■ **The request**: Leave out the pictures, then reproduce the rest of the material exactly.

-- Start Input --

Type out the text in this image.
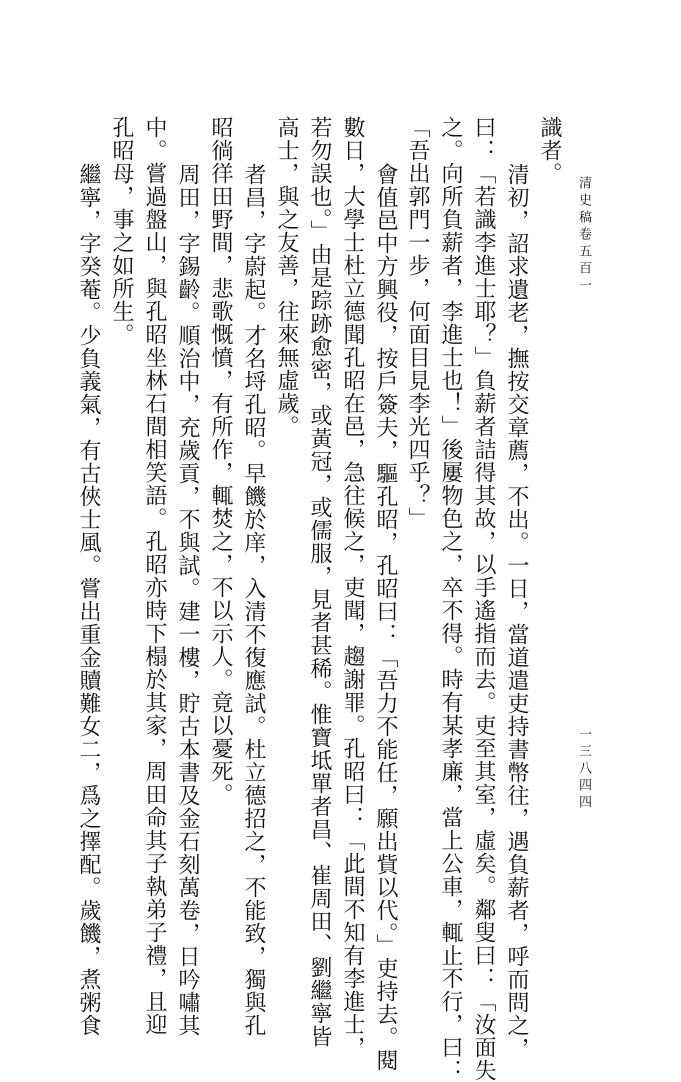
清史稿卷五百一
一三八四四
識者。
清初，詔求遺老，撫按交章薦，不出。一日，當道遣吏持書幣往，遇負薪者，呼而問之，
曰：「若識李進士耶？」負薪者詰得其故，以手遙指而去。吏至其室，虛矣。鄰叟曰：「汝面失
之。向所負薪者，李進士也！」後屢物色之，卒不得。時有某孝廉，當上公車，輒止不行，曰：
「吾出郭門一步，何面目見李光四乎？」
會值邑中方興役，按戶簽夫，驅孔昭，孔昭曰：「吾力不能任，願出貲以代。」吏持去。閱
數日，大學士杜立德聞孔昭在邑，急往候之，吏聞，趨謝罪。孔昭曰：「此間不知有李進士，
若勿誤也。」由是踪跡愈密，或黃冠，或儒服，見者甚稀。惟寶坻單者昌、崔周田、劉繼寧皆
高士，與之友善，往來無虛歲。
者昌，字蔚起。才名埒孔昭。早饑於庠，入清不復應試。杜立德招之，不能致，獨與孔
昭徜徉田野間，悲歌慨憤，有所作，輒焚之，不以示人。竟以憂死。
周田，字錫齡。順治中，充歲貢，不與試。建一樓，貯古本書及金石刻萬卷，日吟嘯其
中。嘗過盤山，與孔昭坐林石間相笑語。孔昭亦時下榻於其家，周田命其子執弟子禮，且迎
孔昭母，事之如所生。
繼寧，字癸菴。少負義氣，有古俠士風。嘗出重金贖難女二，爲之擇配。歲饑，煮粥食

-- End Input --

■ **Answer in full**:
Type out the text in this image.
清史稿卷五百一
一三八四四
識者。
清初，詔求遺老，撫按交章薦，不出。一日，當道遣吏持書幣往，遇負薪者，呼而問之，
曰：「若識李進士耶？」負薪者詰得其故，以手遙指而去。吏至其室，虛矣。鄰叟曰：「汝面失
之。向所負薪者，李進士也！」後屢物色之，卒不得。時有某孝廉，當上公車，輒止不行，曰：
「吾出郭門一步，何面目見李光四乎？」
會值邑中方興役，按戶簽夫，驅孔昭，孔昭曰：「吾力不能任，願出貲以代。」吏持去。閱
數日，大學士杜立德聞孔昭在邑，急往候之，吏聞，趨謝罪。孔昭曰：「此間不知有李進士，
若勿誤也。」由是踪跡愈密，或黃冠，或儒服，見者甚稀。惟寶坻單者昌、崔周田、劉繼寧皆
高士，與之友善，往來無虛歲。
者昌，字蔚起。才名埒孔昭。早饑於庠，入清不復應試。杜立德招之，不能致，獨與孔
昭徜徉田野間，悲歌慨憤，有所作，輒焚之，不以示人。竟以憂死。
周田，字錫齡。順治中，充歲貢，不與試。建一樓，貯古本書及金石刻萬卷，日吟嘯其
中。嘗過盤山，與孔昭坐林石間相笑語。孔昭亦時下榻於其家，周田命其子執弟子禮，且迎
孔昭母，事之如所生。
繼寧，字癸菴。少負義氣，有古俠士風。嘗出重金贖難女二，爲之擇配。歲饑，煮粥食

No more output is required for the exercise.